GIVEN TASK:
Return every record exactly as written.

RECORDS:
********

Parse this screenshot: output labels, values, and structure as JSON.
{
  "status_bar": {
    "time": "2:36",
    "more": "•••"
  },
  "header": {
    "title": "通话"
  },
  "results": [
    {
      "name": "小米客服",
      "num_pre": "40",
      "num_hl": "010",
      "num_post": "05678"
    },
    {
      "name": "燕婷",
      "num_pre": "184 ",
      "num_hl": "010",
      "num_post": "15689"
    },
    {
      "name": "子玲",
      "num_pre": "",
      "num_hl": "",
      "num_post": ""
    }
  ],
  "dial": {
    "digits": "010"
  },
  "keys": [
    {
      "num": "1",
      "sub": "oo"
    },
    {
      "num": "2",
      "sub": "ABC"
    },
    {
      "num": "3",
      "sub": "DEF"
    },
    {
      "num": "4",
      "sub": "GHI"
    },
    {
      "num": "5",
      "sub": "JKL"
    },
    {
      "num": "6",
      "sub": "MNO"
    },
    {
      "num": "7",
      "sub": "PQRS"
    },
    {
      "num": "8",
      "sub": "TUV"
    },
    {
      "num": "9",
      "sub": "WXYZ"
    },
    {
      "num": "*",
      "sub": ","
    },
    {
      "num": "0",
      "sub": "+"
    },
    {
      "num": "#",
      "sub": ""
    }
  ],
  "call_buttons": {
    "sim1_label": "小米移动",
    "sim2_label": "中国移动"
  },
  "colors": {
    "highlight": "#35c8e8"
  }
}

********

RESULT OF THIS EXERCISE:
Parse this screenshot: output labels, values, and structure as JSON.
{
  "status_bar": {
    "time": "2:36",
    "more": "•••"
  },
  "header": {
    "title": "通话"
  },
  "results": [
    {
      "name": "小米客服",
      "num_pre": "40",
      "num_hl": "010",
      "num_post": "05678"
    },
    {
      "name": "燕婷",
      "num_pre": "184 ",
      "num_hl": "010",
      "num_post": "15689"
    },
    {
      "name": "子玲",
      "num_pre": "",
      "num_hl": "",
      "num_post": ""
    }
  ],
  "dial": {
    "digits": "010"
  },
  "keys": [
    {
      "num": "1",
      "sub": "oo"
    },
    {
      "num": "2",
      "sub": "ABC"
    },
    {
      "num": "3",
      "sub": "DEF"
    },
    {
      "num": "4",
      "sub": "GHI"
    },
    {
      "num": "5",
      "sub": "JKL"
    },
    {
      "num": "6",
      "sub": "MNO"
    },
    {
      "num": "7",
      "sub": "PQRS"
    },
    {
      "num": "8",
      "sub": "TUV"
    },
    {
      "num": "9",
      "sub": "WXYZ"
    },
    {
      "num": "*",
      "sub": ","
    },
    {
      "num": "0",
      "sub": "+"
    },
    {
      "num": "#",
      "sub": ""
    }
  ],
  "call_buttons": {
    "sim1_label": "小米移动",
    "sim2_label": "中国移动"
  },
  "colors": {
    "highlight": "#35c8e8"
  }
}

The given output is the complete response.